[Data extracted from a collection]
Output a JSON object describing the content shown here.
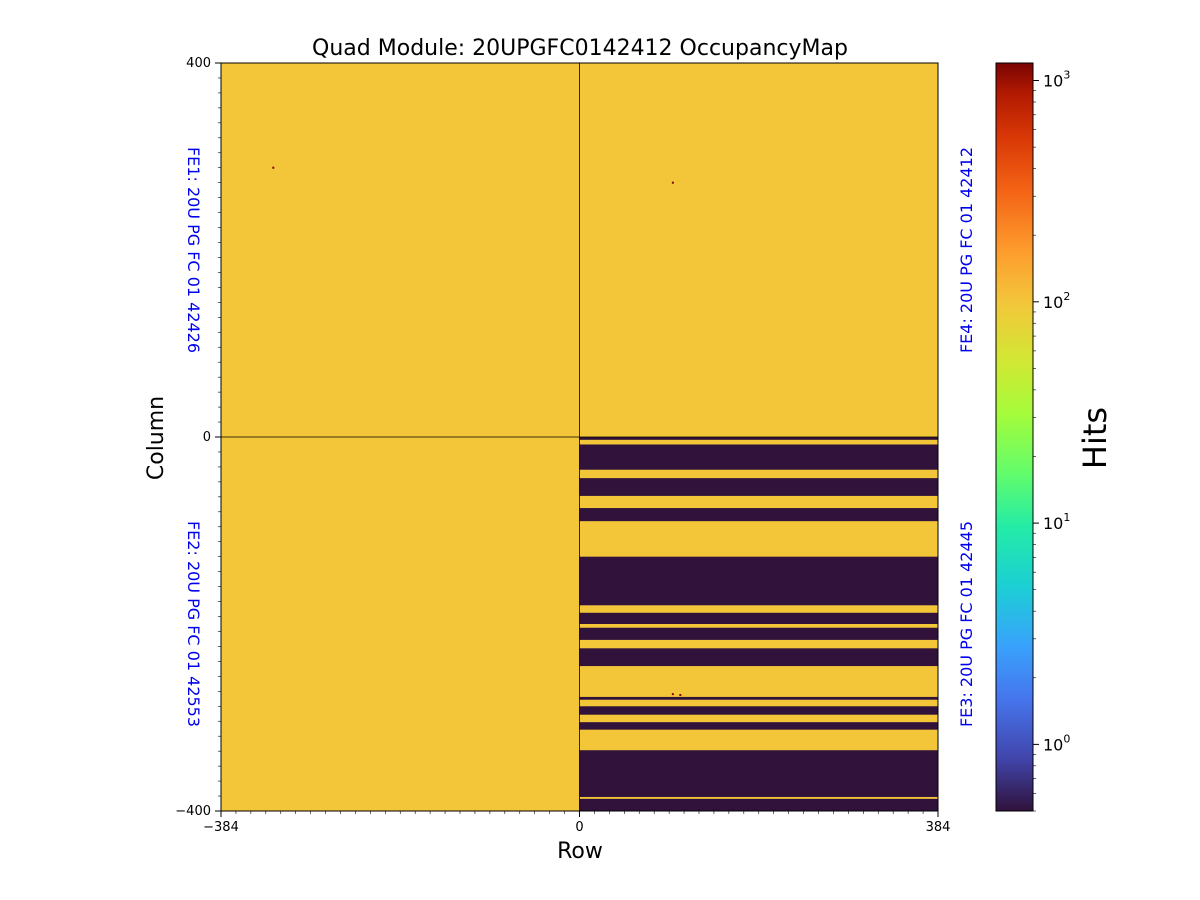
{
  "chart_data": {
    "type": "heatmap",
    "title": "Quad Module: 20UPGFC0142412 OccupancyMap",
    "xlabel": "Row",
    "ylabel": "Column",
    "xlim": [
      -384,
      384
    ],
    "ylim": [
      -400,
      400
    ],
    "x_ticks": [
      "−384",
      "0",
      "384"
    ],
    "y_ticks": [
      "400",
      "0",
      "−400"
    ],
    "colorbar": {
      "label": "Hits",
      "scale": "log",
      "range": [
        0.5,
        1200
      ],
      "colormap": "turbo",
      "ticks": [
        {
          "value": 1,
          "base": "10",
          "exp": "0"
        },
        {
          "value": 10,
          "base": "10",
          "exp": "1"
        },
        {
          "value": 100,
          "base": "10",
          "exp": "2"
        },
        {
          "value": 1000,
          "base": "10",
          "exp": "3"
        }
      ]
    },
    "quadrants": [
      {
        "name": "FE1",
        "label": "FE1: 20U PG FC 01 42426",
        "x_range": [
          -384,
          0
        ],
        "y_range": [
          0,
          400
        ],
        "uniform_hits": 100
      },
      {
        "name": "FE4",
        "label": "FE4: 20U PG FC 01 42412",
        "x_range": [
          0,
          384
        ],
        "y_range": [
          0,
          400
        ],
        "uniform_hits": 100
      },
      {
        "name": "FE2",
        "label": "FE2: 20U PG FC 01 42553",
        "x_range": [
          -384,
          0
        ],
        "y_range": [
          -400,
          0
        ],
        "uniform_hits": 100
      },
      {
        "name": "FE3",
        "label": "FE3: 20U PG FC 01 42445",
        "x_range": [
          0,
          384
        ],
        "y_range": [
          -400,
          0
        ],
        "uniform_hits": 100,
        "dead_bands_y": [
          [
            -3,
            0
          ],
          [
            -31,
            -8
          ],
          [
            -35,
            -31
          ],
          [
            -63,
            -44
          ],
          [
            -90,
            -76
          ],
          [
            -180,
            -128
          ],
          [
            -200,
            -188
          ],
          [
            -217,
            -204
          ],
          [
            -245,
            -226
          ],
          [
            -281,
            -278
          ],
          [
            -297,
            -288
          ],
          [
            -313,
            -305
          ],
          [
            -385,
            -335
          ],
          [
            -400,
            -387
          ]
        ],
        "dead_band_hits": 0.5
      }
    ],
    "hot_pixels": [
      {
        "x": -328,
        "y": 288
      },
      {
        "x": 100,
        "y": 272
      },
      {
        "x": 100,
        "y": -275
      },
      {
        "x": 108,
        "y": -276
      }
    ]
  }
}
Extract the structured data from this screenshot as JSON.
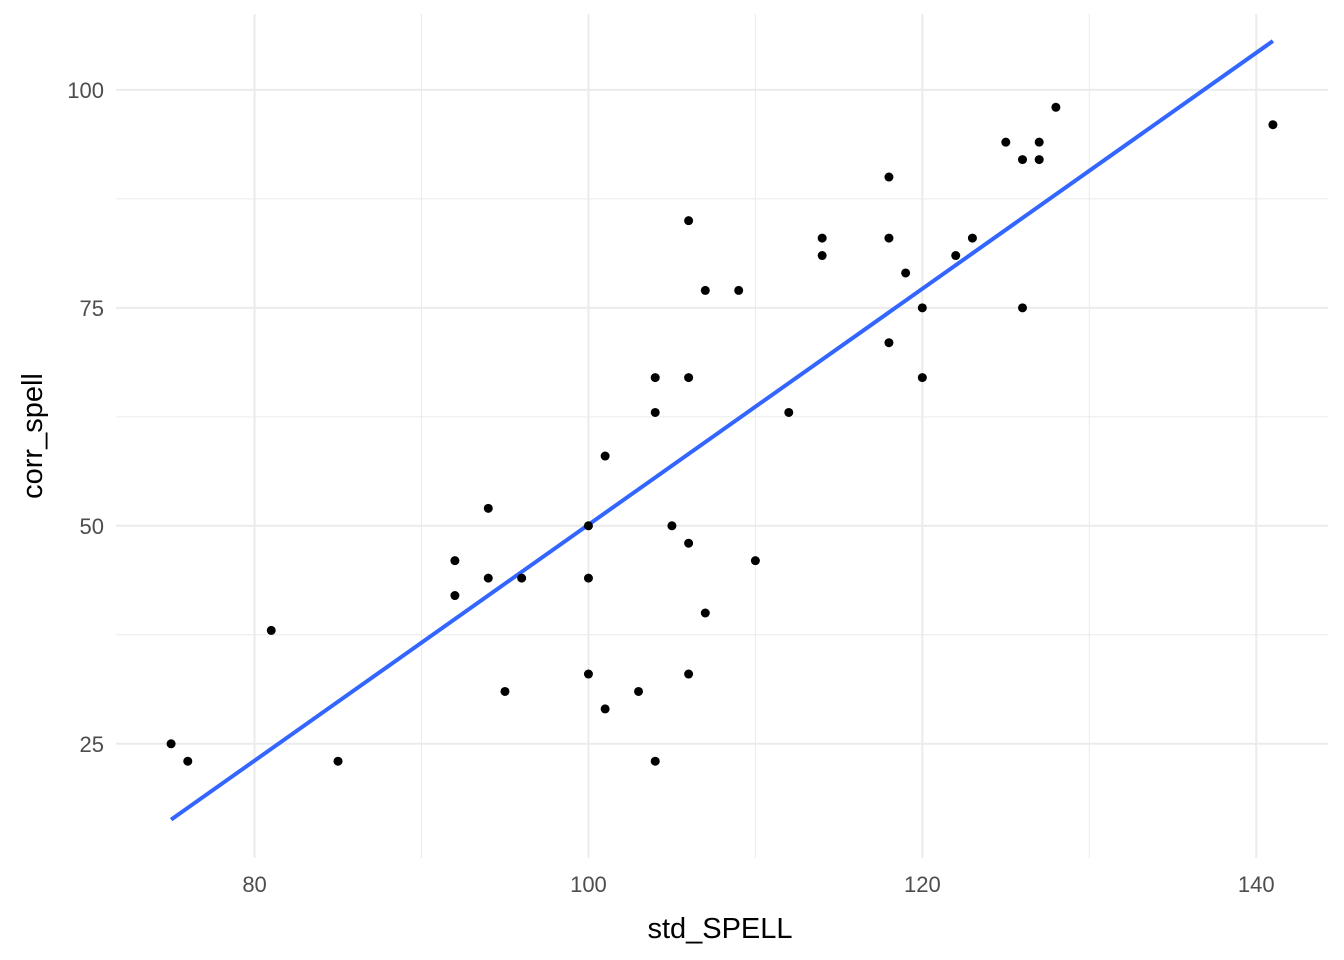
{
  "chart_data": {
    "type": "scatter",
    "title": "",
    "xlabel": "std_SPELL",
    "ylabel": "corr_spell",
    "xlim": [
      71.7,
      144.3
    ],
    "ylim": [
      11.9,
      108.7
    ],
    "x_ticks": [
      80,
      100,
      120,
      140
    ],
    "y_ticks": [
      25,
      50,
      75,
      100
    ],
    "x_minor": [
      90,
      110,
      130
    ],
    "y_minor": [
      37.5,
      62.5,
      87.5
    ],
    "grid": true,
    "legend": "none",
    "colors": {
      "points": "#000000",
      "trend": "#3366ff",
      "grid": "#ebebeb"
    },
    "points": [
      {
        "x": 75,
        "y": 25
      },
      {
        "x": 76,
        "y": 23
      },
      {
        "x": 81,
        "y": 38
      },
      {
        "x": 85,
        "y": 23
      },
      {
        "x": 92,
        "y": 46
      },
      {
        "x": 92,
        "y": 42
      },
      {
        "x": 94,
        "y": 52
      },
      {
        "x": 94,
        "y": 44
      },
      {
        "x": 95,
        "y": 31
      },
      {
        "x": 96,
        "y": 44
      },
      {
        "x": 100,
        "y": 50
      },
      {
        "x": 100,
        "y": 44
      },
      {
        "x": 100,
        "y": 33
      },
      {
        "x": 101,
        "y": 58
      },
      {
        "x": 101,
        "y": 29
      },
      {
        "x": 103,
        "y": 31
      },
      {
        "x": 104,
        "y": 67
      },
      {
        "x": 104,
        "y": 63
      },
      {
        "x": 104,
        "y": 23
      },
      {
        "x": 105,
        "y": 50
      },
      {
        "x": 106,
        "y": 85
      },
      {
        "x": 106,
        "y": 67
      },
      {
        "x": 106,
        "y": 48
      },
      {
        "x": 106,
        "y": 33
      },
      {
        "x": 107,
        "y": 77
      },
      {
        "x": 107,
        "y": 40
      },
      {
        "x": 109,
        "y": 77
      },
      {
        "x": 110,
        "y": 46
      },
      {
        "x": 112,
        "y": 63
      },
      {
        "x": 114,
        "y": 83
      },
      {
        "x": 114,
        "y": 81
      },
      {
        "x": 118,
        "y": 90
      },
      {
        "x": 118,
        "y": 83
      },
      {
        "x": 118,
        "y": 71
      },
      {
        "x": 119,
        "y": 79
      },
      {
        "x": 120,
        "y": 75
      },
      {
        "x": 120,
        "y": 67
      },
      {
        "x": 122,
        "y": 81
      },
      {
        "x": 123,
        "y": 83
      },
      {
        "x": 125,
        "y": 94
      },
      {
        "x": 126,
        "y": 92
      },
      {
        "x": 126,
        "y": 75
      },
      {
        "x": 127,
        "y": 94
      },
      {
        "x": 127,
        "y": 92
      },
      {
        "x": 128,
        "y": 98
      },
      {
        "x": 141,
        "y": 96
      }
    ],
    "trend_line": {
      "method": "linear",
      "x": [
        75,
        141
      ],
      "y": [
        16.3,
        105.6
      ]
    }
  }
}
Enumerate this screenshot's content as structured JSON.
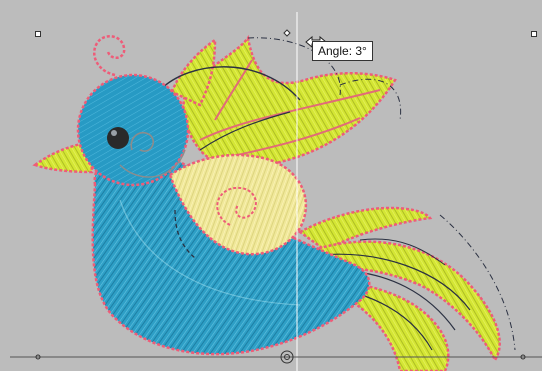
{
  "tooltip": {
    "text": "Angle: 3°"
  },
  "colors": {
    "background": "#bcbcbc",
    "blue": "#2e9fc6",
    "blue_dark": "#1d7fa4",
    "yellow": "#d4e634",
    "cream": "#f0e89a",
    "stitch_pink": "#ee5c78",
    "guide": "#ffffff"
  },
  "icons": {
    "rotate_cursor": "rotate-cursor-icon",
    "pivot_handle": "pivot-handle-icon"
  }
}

#### Exercise task
Nothing but the lines from the one holding "Enumerate this screenshot's" to the end of the entries above should be echoed, exactly and with both ends included; omit the pictures.

#### The response
Enumerate this screenshot's content as structured JSON.
{
  "tooltip": {
    "text": "Angle: 3°"
  },
  "colors": {
    "background": "#bcbcbc",
    "blue": "#2e9fc6",
    "blue_dark": "#1d7fa4",
    "yellow": "#d4e634",
    "cream": "#f0e89a",
    "stitch_pink": "#ee5c78",
    "guide": "#ffffff"
  },
  "icons": {
    "rotate_cursor": "rotate-cursor-icon",
    "pivot_handle": "pivot-handle-icon"
  }
}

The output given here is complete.